In the Riaño catchment, the temperature correction leads to small changes in flood frequency curves. In this case, the smallest errors are obtained for precipitation data with QM polynomial correction (Figure 11). The technique that leads to the best fit for high return periods is the QM polynomial correction in precipitation data with the raw temperature time series.

In general, the smallest errors are obtained with the polynomial bias correction technique. More specifically, the methodologies with the smallest absolute error for higher return periods are: Raw temperature and raw precipitation supplied by climate models in Barrios de Luna; QM lineal correction for precipitation and mean monthly temperature correction in Camporredondo; QM polynomial correction for precipitation and mean monthly temperature correction in Porma; and QM polynomial correction for precipitation and raw temperature in Riaño.

Finally, the errors of the selected methods in each catchment are summarized in Table 3. In general, smaller errors are obtained for higher return periods, that are usually used for dam design.

3.4. Expected Changes in Flood Frequency Curves in the Future Period

Precipitation and temperature projections in the future period (2011–2095) have been corrected with the best bias correction technique identified in each catchment in the previous step. Such corrected precipitation and temperature time series are used as input data in the HVB model. Annual maximum series of streamflow series simulated by the HBV model is extracted, and flood frequency curves are estimated by using a GEV distribution function. Delta changes in peak flow quantiles expected in the future are obtained by comparing the flood frequency curves in the future and control periods (Figure 12).

In the Barrios de Luna catchment, significant differing results are found between RCP 4.5 and RCP 8.5. In RCP 4.5, flood quantiles are expected to be larger in the two first periods in the future (2011–2040 and 2041–2070), mainly for high return periods, though a decrease in all return periods is expected in the last period (2071–2100). For RCP 8.5, large increases in flood quantiles are expected for the period 2071–2100, though a slight increase and decrease are expected for the periods 2011–2040 and 2041–2070, respectively.

In the Camporredondo catchment, a generalized decrease in flood quantiles is expected in the future periods for both emission scenarios. In the RCP 4.5 scenario, the largest decrease is expected in the period 2071–2100, mainly for high return periods. In addition, minor changes are expected in the period 2041–2070. In the RCP 8.5, the largest decrease in flood quantiles is expected in the period 2041–2070.

In the Porma catchment, similar results are found for all periods and emission scenarios. Flood quantiles will decrease for high return periods, though they will be slightly higher for return periods smaller than 25 years.

Finally, in the Riaño catchment, the results are similar to the Barrios de Luna catchment. In the RCP 4.5, flood quantiles will be larger in the period 2041–2070, smaller in the period 2071–2100 and similar to the control period in 2011–2040. In the RCP 8.5, flood quantiles will be larger in the period 2071–2100, smaller in the period 2011–2040 and similar to the control period in 2041–2070.

Summarising, simulations with the HBV model by using precipitation and temperature projections corrected with the best bias correction techniques identified previously show that, in general, flood frequency curves will decrease in the future, though increases can be seen in some cases.

→ QUESTIONS:
a: Reproduce the flood frequency passage from "In the Camporredondo" up to and including "is expected in the period 2041–2070.".
b: Summarize the flood frequency passage in two sentences.
c: According to the flood frequency passage, for which return periods will flood quantiles be slightly higher in the Porma catchment?

→ GIVEN ENTRIES:
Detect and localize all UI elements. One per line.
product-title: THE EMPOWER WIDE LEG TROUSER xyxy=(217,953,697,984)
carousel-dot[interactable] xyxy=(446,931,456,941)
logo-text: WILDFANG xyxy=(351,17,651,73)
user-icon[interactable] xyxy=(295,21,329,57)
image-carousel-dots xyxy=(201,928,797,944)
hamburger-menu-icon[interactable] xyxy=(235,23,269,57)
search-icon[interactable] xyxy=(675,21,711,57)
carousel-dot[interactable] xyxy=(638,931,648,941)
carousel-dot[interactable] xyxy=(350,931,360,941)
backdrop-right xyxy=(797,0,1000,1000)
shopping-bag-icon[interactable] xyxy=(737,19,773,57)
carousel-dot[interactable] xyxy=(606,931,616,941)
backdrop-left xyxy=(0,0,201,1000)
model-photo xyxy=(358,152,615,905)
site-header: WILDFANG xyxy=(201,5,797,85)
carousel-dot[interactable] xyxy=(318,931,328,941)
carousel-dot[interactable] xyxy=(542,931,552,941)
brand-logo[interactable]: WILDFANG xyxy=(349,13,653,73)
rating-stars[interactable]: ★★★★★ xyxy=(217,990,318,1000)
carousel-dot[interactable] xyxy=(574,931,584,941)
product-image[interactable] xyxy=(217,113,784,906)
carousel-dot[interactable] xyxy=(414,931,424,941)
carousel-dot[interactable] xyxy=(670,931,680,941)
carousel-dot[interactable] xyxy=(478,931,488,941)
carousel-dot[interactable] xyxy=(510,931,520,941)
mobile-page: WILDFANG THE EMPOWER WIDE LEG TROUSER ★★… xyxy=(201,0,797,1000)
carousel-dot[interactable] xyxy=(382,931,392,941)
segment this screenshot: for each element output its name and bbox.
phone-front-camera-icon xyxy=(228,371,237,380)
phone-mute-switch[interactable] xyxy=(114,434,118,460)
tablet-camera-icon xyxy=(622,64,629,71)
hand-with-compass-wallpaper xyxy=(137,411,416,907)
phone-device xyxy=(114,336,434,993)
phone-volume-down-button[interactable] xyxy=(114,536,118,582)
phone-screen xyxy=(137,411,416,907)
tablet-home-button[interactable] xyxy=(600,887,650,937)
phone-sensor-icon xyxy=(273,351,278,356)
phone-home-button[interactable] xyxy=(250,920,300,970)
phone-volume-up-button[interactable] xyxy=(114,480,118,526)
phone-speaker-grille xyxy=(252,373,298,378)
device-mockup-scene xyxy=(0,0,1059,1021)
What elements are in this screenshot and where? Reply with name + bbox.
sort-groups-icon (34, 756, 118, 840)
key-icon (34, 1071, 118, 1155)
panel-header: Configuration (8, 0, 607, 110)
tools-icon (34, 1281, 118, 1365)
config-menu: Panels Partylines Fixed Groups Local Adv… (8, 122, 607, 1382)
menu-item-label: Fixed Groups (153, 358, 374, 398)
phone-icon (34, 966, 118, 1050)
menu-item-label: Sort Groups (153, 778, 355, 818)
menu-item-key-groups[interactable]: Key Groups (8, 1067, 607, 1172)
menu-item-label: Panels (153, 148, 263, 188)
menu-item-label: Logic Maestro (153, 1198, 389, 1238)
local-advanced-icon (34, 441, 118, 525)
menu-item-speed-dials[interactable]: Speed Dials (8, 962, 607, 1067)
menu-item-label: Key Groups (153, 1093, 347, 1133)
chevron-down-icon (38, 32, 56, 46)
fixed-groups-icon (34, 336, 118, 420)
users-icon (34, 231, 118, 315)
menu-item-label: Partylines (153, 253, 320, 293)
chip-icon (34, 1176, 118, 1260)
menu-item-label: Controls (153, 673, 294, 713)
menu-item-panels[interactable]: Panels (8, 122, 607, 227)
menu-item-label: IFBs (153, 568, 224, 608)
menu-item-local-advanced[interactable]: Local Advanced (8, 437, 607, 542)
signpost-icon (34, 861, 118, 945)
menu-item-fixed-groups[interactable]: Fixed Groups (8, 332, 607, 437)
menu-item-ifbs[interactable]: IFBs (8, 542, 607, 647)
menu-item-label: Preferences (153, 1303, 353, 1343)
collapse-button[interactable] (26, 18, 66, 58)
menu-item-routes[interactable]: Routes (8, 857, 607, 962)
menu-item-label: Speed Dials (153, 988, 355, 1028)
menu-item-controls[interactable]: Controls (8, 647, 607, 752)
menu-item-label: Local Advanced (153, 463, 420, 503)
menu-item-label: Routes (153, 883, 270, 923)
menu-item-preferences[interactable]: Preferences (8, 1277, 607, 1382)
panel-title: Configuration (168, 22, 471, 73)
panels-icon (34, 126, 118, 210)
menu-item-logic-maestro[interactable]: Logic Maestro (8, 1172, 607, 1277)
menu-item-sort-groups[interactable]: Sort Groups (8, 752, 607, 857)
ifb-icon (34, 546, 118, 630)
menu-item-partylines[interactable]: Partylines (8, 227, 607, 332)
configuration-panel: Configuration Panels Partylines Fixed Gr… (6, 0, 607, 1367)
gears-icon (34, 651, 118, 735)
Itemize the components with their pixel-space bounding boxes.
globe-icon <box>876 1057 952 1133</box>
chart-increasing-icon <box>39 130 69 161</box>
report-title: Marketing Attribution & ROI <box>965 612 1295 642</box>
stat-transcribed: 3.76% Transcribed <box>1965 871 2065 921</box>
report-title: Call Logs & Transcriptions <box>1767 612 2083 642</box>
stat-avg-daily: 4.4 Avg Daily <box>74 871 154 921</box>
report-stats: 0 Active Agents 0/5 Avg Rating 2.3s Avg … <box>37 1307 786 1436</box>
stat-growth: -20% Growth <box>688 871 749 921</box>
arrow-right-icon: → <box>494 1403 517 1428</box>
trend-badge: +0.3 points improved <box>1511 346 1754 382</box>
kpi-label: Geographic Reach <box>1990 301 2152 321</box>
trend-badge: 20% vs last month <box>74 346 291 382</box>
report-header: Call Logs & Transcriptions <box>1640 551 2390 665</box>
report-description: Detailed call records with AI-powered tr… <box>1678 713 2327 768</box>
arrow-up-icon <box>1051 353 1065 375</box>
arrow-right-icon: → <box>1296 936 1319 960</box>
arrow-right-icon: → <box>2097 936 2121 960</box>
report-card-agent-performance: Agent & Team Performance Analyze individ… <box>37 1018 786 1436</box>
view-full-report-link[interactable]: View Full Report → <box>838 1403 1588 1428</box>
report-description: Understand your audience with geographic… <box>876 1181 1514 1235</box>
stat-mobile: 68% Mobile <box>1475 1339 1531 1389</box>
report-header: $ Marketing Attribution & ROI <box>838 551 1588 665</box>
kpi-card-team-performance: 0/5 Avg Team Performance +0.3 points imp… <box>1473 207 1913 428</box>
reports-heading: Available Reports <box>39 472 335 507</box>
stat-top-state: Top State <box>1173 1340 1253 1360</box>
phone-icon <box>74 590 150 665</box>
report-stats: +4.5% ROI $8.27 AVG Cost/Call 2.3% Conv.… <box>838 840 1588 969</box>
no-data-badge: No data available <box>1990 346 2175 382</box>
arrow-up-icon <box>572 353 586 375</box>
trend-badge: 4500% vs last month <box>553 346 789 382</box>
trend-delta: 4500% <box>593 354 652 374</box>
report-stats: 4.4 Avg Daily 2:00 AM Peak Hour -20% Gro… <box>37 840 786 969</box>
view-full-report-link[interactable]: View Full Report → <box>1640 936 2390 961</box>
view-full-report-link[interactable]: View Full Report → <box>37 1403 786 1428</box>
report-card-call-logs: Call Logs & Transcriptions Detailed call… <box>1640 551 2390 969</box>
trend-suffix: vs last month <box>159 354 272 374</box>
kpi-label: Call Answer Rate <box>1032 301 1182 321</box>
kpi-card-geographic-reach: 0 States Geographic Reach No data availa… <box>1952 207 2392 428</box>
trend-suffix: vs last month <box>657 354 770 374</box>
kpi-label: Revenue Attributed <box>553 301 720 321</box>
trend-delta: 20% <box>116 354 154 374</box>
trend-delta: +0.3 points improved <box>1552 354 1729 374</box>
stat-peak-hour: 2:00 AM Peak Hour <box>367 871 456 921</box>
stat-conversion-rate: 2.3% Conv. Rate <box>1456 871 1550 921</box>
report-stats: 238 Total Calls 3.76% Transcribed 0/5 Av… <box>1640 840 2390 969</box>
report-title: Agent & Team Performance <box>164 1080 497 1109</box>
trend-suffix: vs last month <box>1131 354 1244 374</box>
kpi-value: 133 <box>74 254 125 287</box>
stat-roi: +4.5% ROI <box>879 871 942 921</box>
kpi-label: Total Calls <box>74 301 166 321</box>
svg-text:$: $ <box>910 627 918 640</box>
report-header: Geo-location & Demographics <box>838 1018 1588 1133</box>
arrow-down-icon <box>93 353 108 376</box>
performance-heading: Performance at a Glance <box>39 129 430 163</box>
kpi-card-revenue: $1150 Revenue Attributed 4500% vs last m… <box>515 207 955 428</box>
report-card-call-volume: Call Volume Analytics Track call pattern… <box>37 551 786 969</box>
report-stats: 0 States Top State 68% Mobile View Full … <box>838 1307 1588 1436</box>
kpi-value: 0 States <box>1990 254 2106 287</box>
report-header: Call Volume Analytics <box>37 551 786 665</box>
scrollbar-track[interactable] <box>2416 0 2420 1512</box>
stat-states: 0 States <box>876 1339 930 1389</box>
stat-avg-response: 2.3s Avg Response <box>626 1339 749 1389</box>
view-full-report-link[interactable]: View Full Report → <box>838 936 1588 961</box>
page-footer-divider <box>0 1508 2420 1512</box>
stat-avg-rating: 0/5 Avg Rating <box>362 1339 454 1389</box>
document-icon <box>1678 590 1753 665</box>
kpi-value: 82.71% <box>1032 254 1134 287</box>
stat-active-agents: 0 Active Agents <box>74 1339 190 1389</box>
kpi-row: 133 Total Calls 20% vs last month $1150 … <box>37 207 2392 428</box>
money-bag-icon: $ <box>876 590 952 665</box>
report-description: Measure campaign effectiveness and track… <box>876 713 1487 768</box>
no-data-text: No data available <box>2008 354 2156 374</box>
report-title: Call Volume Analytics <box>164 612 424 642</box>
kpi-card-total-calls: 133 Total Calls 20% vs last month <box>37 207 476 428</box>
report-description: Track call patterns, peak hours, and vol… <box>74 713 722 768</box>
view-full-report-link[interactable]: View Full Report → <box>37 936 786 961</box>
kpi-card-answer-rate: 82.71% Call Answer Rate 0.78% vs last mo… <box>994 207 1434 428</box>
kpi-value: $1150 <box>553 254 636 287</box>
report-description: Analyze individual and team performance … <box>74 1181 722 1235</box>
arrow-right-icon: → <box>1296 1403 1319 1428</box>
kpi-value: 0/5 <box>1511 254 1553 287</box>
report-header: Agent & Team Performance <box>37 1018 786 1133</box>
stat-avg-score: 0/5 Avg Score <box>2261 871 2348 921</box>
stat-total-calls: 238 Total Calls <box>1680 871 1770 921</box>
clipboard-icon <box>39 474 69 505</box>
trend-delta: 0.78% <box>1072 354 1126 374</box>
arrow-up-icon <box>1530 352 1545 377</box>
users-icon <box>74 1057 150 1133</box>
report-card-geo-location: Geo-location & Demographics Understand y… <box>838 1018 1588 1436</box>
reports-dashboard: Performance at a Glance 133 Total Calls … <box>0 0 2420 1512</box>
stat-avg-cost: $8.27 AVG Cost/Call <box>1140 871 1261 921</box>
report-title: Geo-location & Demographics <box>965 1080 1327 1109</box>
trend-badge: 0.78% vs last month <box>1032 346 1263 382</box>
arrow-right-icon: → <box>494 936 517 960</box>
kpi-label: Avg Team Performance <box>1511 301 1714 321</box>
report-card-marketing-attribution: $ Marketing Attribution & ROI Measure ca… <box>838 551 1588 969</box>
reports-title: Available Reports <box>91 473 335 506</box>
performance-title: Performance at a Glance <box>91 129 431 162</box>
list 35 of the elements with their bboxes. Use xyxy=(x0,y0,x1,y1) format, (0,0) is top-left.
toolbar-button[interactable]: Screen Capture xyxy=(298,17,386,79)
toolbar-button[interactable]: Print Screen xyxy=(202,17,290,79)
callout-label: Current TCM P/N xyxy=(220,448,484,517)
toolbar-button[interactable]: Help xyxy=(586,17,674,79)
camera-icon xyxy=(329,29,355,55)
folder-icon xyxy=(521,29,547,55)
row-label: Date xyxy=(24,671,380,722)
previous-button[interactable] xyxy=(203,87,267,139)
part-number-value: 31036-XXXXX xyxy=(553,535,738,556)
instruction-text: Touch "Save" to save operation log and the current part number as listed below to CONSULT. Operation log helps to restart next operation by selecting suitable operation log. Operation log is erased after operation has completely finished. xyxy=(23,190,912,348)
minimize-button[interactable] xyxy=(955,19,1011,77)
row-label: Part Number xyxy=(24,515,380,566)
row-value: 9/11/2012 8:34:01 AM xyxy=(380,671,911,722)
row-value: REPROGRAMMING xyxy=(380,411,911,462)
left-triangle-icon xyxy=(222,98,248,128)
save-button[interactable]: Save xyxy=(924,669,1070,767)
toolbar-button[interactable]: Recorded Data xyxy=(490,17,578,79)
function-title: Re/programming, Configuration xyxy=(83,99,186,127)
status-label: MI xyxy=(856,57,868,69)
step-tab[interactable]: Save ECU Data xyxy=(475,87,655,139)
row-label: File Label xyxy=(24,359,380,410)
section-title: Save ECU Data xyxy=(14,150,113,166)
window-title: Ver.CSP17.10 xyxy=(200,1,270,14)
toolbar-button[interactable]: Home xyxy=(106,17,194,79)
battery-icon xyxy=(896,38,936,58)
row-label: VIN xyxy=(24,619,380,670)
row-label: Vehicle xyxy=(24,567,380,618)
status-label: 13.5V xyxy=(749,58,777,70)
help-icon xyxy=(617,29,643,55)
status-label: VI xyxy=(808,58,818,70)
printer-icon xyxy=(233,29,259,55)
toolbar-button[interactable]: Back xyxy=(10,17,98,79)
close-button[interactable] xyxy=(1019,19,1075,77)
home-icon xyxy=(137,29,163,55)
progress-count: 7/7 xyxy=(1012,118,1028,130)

→ SOLUTIONS TO EACH TASK:
a:
In the Camporredondo catchment, a generalized decrease in flood quantiles is expected in the future periods for both emission scenarios. In the RCP 4.5 scenario, the largest decrease is expected in the period 2071–2100, mainly for high return periods. In addition, minor changes are expected in the period 2041–2070. In the RCP 8.5, the largest decrease in flood quantiles is expected in the period 2041–2070.

b: In general, the polynomial bias correction technique gives the smallest errors, and the best technique identified for each catchment was used to correct the 2011–2095 precipitation and temperature projections that serve as input to the HBV model. Flood frequency curves estimated from the simulations with a GEV distribution show that flood quantiles will generally decrease in the future, although increases appear in some cases.

c: Return periods smaller than 25 years.